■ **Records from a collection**
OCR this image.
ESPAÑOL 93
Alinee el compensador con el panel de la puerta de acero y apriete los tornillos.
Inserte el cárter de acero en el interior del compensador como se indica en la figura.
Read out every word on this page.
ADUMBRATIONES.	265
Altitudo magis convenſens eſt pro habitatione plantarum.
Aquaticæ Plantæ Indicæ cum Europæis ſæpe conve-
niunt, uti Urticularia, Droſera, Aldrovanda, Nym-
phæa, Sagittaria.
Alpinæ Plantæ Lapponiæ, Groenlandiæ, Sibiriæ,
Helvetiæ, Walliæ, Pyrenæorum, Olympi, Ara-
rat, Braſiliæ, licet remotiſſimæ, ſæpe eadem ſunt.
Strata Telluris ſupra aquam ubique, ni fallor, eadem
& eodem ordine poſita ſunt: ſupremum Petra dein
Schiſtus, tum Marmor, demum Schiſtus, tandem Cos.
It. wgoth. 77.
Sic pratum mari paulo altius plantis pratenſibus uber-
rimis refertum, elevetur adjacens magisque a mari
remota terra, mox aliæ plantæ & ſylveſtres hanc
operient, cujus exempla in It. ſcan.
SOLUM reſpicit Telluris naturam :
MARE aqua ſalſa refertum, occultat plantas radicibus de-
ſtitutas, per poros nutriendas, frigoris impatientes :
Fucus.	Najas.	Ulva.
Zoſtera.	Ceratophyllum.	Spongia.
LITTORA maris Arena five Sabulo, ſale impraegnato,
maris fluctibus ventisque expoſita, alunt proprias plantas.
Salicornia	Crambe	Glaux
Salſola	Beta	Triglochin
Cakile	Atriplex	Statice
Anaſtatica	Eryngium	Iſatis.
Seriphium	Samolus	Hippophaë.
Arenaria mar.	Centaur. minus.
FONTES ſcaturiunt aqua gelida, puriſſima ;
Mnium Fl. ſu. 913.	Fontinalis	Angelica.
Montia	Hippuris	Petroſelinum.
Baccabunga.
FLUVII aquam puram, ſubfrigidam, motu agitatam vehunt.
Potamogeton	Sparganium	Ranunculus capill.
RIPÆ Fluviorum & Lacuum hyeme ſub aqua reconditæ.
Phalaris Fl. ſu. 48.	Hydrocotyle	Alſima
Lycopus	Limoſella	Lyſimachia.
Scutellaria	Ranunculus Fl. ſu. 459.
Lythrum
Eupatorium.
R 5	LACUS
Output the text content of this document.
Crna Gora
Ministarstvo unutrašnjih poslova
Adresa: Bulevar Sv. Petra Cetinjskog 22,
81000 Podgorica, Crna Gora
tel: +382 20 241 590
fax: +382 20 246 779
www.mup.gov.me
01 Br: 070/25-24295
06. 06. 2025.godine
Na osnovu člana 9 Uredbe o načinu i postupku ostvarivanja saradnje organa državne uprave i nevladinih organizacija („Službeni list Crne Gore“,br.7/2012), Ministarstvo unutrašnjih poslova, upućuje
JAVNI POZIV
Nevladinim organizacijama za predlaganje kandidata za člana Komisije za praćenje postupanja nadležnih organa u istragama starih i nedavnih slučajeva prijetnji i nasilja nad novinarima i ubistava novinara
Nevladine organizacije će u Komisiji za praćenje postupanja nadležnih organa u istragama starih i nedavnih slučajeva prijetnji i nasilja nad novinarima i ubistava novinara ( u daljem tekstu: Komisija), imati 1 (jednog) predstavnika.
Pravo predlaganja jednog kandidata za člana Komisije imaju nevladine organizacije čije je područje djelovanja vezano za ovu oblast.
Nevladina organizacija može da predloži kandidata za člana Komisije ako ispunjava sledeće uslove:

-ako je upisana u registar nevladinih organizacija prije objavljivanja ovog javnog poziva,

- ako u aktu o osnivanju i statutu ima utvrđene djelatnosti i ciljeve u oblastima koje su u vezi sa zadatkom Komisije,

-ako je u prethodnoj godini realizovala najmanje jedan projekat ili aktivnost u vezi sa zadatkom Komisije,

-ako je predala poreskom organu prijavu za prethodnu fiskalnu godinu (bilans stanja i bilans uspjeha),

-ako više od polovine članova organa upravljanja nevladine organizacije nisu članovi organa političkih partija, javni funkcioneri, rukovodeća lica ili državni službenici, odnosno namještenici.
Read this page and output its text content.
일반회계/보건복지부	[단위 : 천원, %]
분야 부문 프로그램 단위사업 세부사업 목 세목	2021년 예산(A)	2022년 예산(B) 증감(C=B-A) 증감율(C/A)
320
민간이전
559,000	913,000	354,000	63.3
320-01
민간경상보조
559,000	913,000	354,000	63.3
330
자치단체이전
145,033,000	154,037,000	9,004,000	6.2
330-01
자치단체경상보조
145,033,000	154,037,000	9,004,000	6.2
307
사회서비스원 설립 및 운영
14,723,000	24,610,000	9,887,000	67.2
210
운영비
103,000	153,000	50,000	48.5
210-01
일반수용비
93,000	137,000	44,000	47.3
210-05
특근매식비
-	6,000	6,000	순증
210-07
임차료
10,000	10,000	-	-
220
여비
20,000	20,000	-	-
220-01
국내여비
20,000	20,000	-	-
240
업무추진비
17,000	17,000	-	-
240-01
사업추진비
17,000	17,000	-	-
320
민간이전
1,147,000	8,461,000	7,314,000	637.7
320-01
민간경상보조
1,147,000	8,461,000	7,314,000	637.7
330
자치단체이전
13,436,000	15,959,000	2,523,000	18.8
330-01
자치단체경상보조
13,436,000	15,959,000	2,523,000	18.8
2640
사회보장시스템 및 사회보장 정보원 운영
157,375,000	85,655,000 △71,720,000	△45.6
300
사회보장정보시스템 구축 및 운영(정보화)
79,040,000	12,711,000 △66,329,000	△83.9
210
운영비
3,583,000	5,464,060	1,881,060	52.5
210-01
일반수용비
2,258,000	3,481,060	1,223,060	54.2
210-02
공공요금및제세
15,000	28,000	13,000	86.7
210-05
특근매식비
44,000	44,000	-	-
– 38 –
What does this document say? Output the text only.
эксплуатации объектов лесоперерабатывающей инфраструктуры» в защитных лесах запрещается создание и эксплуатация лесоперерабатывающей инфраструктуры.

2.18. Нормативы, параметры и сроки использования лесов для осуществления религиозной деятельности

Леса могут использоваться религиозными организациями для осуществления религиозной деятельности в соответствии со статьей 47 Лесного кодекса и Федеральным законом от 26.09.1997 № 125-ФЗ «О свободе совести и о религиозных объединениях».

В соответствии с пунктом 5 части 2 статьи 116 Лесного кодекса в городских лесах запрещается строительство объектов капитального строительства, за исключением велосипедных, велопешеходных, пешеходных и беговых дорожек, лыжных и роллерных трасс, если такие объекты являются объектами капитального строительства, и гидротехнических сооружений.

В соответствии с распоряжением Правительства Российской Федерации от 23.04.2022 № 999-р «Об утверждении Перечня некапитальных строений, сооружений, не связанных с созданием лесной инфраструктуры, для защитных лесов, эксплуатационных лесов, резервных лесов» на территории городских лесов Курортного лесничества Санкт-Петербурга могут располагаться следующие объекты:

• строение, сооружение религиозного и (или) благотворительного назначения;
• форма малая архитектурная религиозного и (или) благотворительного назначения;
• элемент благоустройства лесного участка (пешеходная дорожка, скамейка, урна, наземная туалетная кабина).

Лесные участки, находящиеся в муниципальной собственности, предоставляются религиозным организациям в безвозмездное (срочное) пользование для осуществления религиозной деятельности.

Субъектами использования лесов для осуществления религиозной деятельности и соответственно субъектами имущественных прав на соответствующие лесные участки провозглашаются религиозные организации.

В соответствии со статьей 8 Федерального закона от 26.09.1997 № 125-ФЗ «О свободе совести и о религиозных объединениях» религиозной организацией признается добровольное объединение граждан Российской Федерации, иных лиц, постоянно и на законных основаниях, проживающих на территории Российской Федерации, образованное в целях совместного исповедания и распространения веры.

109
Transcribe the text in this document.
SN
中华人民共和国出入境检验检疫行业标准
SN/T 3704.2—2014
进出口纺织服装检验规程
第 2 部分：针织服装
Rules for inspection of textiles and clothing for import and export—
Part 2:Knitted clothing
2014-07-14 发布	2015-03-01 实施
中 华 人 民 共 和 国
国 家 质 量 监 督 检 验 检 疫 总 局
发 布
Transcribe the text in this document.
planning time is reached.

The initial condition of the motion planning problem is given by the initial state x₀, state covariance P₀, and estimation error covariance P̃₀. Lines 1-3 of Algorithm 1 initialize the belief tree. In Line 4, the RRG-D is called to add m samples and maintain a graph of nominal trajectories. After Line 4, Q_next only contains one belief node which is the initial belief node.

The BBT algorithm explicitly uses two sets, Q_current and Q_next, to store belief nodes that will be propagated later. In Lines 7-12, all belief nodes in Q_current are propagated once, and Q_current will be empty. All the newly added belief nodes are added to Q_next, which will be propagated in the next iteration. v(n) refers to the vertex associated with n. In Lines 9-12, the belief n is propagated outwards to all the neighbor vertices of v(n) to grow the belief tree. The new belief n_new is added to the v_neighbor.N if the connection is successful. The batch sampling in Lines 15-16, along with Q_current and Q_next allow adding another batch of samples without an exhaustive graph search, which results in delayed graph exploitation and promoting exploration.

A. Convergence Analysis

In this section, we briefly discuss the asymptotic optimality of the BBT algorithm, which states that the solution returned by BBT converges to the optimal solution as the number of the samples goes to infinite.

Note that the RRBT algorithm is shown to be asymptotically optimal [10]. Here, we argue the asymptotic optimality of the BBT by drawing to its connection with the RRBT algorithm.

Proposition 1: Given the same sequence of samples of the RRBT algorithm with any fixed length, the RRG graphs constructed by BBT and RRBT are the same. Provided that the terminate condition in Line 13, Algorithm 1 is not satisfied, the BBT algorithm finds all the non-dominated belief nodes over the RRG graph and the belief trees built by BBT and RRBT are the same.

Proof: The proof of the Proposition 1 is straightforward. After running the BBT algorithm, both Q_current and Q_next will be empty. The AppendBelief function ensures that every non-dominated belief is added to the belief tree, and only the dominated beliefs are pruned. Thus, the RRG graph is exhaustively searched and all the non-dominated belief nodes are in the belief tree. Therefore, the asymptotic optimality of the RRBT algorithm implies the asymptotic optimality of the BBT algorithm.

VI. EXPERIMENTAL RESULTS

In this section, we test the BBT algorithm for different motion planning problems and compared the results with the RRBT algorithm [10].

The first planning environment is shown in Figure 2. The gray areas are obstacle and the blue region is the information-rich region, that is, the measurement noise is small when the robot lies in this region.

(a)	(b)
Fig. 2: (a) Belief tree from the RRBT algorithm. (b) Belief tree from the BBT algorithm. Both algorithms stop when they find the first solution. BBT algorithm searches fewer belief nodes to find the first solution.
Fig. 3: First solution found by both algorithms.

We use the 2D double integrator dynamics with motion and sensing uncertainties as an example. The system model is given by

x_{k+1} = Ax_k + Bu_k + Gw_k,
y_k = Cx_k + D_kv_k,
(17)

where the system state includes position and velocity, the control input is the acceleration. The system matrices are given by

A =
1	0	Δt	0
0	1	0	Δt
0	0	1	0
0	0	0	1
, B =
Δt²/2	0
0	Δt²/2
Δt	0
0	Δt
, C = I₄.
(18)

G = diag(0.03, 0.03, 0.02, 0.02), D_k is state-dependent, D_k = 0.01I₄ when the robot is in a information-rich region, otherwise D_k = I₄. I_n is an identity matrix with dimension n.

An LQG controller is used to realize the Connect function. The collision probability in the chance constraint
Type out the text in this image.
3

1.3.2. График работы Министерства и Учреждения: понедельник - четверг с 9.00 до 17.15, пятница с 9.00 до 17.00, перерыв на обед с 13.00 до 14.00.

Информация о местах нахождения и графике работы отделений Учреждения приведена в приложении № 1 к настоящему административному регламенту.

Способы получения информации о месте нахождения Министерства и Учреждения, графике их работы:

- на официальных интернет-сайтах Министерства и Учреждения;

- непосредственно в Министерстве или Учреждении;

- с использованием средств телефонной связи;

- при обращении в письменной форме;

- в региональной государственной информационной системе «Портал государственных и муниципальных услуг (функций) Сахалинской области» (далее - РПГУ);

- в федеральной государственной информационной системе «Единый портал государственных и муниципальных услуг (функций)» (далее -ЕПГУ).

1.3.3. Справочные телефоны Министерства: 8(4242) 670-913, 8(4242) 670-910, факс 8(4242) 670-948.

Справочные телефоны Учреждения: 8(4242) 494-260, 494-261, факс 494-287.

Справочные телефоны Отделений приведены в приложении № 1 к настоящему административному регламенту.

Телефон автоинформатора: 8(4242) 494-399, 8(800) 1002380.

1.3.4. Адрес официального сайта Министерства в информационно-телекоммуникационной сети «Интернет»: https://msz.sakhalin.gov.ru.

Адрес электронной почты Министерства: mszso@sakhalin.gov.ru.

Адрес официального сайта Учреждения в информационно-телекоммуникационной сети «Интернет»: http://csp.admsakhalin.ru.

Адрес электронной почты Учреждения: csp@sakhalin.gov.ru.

■ **SHORT TASK**
Your task is to gather all lines from the entries above that hold the word "графике".

■ **SOLUTION TO THIS PROBLEM**
Информация о местах нахождения и графике работы отделений Учреждения приведена в приложении № 1 к настоящему административному регламенту.
Способы получения информации о месте нахождения Министерства и Учреждения, графике их работы:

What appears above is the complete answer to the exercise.